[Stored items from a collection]
********************

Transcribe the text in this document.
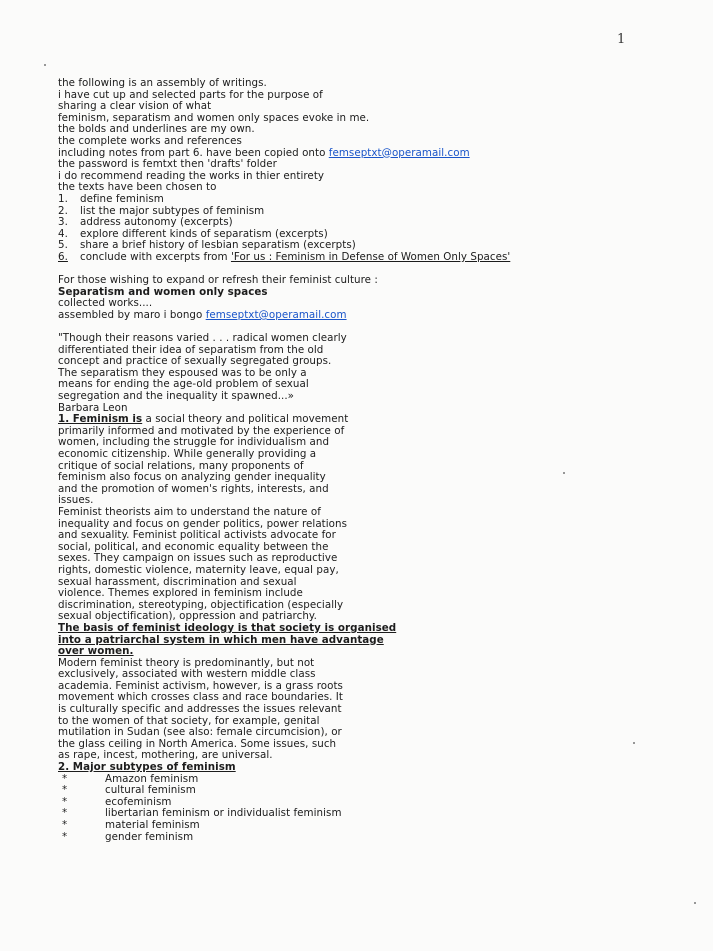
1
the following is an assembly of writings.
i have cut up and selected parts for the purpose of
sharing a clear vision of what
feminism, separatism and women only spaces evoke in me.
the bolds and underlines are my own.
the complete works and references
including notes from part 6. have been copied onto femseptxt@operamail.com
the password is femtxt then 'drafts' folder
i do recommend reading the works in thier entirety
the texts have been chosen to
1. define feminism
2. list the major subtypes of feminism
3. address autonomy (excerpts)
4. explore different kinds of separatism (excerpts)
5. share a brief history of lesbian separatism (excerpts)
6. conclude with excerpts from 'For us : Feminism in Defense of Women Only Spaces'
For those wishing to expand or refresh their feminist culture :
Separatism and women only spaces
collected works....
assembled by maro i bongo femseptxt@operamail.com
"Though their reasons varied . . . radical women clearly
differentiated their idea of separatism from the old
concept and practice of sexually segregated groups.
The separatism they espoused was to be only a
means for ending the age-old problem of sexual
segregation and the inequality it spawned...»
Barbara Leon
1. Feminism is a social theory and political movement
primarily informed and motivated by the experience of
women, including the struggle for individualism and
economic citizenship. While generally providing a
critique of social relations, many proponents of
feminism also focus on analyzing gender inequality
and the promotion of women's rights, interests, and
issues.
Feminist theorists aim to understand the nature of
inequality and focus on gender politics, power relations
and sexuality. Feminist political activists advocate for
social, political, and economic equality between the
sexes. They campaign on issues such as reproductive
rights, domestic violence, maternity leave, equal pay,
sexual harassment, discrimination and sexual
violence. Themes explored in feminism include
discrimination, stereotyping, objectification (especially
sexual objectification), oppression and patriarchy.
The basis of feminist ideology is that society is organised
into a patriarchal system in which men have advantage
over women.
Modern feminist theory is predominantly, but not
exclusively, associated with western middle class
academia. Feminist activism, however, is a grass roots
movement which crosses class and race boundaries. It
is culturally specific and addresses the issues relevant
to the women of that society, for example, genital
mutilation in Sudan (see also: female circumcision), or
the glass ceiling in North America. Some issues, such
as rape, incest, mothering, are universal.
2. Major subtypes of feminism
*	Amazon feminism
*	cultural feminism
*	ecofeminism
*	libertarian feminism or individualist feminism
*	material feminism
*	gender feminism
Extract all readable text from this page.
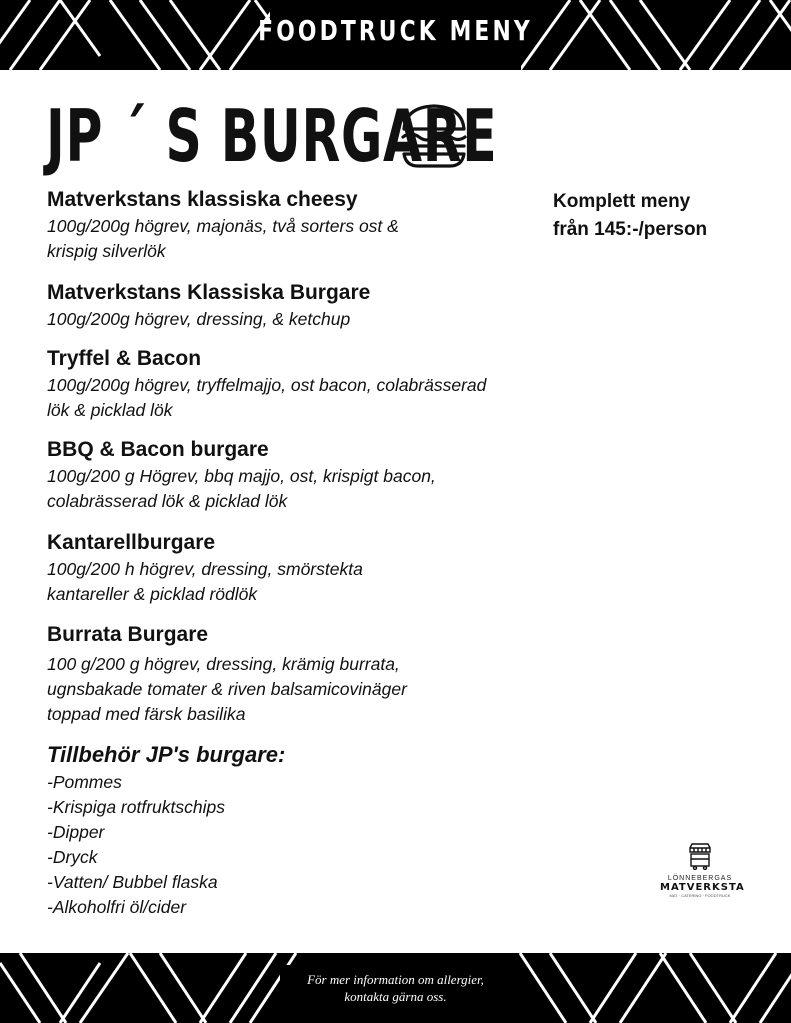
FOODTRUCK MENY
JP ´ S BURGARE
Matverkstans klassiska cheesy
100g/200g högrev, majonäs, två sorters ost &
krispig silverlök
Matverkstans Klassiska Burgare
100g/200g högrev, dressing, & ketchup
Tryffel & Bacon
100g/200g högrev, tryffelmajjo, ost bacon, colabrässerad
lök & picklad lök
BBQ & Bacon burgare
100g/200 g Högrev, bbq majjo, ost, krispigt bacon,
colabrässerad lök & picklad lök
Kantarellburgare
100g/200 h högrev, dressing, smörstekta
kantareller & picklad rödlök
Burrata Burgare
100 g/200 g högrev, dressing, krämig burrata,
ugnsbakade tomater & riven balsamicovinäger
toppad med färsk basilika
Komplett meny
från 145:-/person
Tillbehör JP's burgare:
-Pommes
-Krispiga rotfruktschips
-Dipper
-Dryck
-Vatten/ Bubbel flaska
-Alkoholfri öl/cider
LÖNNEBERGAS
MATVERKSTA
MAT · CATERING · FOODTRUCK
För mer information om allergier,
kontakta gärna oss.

********************

Write out exactly the lines from the one that contains "Extract all readable text from this page." through the last line of the data above, both included. Leave every picture out.

Extract all readable text from this page.
FOODTRUCK MENY
JP ´ S BURGARE
Matverkstans klassiska cheesy
100g/200g högrev, majonäs, två sorters ost &
krispig silverlök
Matverkstans Klassiska Burgare
100g/200g högrev, dressing, & ketchup
Tryffel & Bacon
100g/200g högrev, tryffelmajjo, ost bacon, colabrässerad
lök & picklad lök
BBQ & Bacon burgare
100g/200 g Högrev, bbq majjo, ost, krispigt bacon,
colabrässerad lök & picklad lök
Kantarellburgare
100g/200 h högrev, dressing, smörstekta
kantareller & picklad rödlök
Burrata Burgare
100 g/200 g högrev, dressing, krämig burrata,
ugnsbakade tomater & riven balsamicovinäger
toppad med färsk basilika
Komplett meny
från 145:-/person
Tillbehör JP's burgare:
-Pommes
-Krispiga rotfruktschips
-Dipper
-Dryck
-Vatten/ Bubbel flaska
-Alkoholfri öl/cider
LÖNNEBERGAS
MATVERKSTA
MAT · CATERING · FOODTRUCK
För mer information om allergier,
kontakta gärna oss.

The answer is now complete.